Work to do:
Retype the material that follows, keeping every word as it is.
## Start
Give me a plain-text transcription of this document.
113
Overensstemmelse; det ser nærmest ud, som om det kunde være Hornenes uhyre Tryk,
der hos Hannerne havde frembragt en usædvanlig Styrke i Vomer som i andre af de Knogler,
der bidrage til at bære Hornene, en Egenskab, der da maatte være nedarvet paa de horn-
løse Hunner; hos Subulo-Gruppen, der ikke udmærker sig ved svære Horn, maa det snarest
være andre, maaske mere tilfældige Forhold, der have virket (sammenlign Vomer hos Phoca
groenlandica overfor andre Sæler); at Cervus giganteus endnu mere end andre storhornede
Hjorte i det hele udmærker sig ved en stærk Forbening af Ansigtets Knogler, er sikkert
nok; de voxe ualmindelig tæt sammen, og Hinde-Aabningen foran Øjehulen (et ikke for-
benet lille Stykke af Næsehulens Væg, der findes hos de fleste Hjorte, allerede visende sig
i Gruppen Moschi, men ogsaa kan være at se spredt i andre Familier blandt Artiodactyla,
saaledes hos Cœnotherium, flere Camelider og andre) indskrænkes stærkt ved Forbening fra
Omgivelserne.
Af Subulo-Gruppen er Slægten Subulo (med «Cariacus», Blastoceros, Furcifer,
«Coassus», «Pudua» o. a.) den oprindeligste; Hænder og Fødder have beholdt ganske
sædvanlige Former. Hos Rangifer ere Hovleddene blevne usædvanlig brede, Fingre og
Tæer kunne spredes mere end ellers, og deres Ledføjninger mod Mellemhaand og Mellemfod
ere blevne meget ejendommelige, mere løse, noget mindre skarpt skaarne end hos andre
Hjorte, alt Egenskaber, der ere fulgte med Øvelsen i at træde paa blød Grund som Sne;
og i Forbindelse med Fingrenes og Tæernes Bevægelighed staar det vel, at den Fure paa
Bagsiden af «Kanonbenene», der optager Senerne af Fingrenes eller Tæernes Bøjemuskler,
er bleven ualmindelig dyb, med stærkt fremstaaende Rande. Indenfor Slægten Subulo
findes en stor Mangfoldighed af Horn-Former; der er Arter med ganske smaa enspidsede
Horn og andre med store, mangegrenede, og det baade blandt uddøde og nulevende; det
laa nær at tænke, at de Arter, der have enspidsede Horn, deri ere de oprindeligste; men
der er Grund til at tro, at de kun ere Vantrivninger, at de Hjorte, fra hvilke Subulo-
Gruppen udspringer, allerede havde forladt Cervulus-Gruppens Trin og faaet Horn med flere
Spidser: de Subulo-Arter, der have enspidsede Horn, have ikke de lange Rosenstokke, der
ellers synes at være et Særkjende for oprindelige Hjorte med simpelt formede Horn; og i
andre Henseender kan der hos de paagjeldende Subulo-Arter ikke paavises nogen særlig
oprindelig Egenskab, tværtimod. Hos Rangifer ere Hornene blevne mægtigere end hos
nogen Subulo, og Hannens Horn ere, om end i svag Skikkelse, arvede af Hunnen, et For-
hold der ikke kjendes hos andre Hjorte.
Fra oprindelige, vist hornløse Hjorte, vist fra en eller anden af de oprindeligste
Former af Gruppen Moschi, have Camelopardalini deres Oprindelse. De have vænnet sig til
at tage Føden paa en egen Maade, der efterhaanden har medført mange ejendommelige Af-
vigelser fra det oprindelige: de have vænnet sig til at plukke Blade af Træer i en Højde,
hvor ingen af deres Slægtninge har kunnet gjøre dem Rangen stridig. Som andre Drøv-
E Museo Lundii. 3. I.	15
## End
Complete answer:
Give me a plain-text transcription of this document.
113
Overensstemmelse; det ser nærmest ud, som om det kunde være Hornenes uhyre Tryk,
der hos Hannerne havde frembragt en usædvanlig Styrke i Vomer som i andre af de Knogler,
der bidrage til at bære Hornene, en Egenskab, der da maatte være nedarvet paa de horn-
løse Hunner; hos Subulo-Gruppen, der ikke udmærker sig ved svære Horn, maa det snarest
være andre, maaske mere tilfældige Forhold, der have virket (sammenlign Vomer hos Phoca
groenlandica overfor andre Sæler); at Cervus giganteus endnu mere end andre storhornede
Hjorte i det hele udmærker sig ved en stærk Forbening af Ansigtets Knogler, er sikkert
nok; de voxe ualmindelig tæt sammen, og Hinde-Aabningen foran Øjehulen (et ikke for-
benet lille Stykke af Næsehulens Væg, der findes hos de fleste Hjorte, allerede visende sig
i Gruppen Moschi, men ogsaa kan være at se spredt i andre Familier blandt Artiodactyla,
saaledes hos Cœnotherium, flere Camelider og andre) indskrænkes stærkt ved Forbening fra
Omgivelserne.
Af Subulo-Gruppen er Slægten Subulo (med «Cariacus», Blastoceros, Furcifer,
«Coassus», «Pudua» o. a.) den oprindeligste; Hænder og Fødder have beholdt ganske
sædvanlige Former. Hos Rangifer ere Hovleddene blevne usædvanlig brede, Fingre og
Tæer kunne spredes mere end ellers, og deres Ledføjninger mod Mellemhaand og Mellemfod
ere blevne meget ejendommelige, mere løse, noget mindre skarpt skaarne end hos andre
Hjorte, alt Egenskaber, der ere fulgte med Øvelsen i at træde paa blød Grund som Sne;
og i Forbindelse med Fingrenes og Tæernes Bevægelighed staar det vel, at den Fure paa
Bagsiden af «Kanonbenene», der optager Senerne af Fingrenes eller Tæernes Bøjemuskler,
er bleven ualmindelig dyb, med stærkt fremstaaende Rande. Indenfor Slægten Subulo
findes en stor Mangfoldighed af Horn-Former; der er Arter med ganske smaa enspidsede
Horn og andre med store, mangegrenede, og det baade blandt uddøde og nulevende; det
laa nær at tænke, at de Arter, der have enspidsede Horn, deri ere de oprindeligste; men
der er Grund til at tro, at de kun ere Vantrivninger, at de Hjorte, fra hvilke Subulo-
Gruppen udspringer, allerede havde forladt Cervulus-Gruppens Trin og faaet Horn med flere
Spidser: de Subulo-Arter, der have enspidsede Horn, have ikke de lange Rosenstokke, der
ellers synes at være et Særkjende for oprindelige Hjorte med simpelt formede Horn; og i
andre Henseender kan der hos de paagjeldende Subulo-Arter ikke paavises nogen særlig
oprindelig Egenskab, tværtimod. Hos Rangifer ere Hornene blevne mægtigere end hos
nogen Subulo, og Hannens Horn ere, om end i svag Skikkelse, arvede af Hunnen, et For-
hold der ikke kjendes hos andre Hjorte.
Fra oprindelige, vist hornløse Hjorte, vist fra en eller anden af de oprindeligste
Former af Gruppen Moschi, have Camelopardalini deres Oprindelse. De have vænnet sig til
at tage Føden paa en egen Maade, der efterhaanden har medført mange ejendommelige Af-
vigelser fra det oprindelige: de have vænnet sig til at plukke Blade af Træer i en Højde,
hvor ingen af deres Slægtninge har kunnet gjøre dem Rangen stridig. Som andre Drøv-
E Museo Lundii. 3. I.	15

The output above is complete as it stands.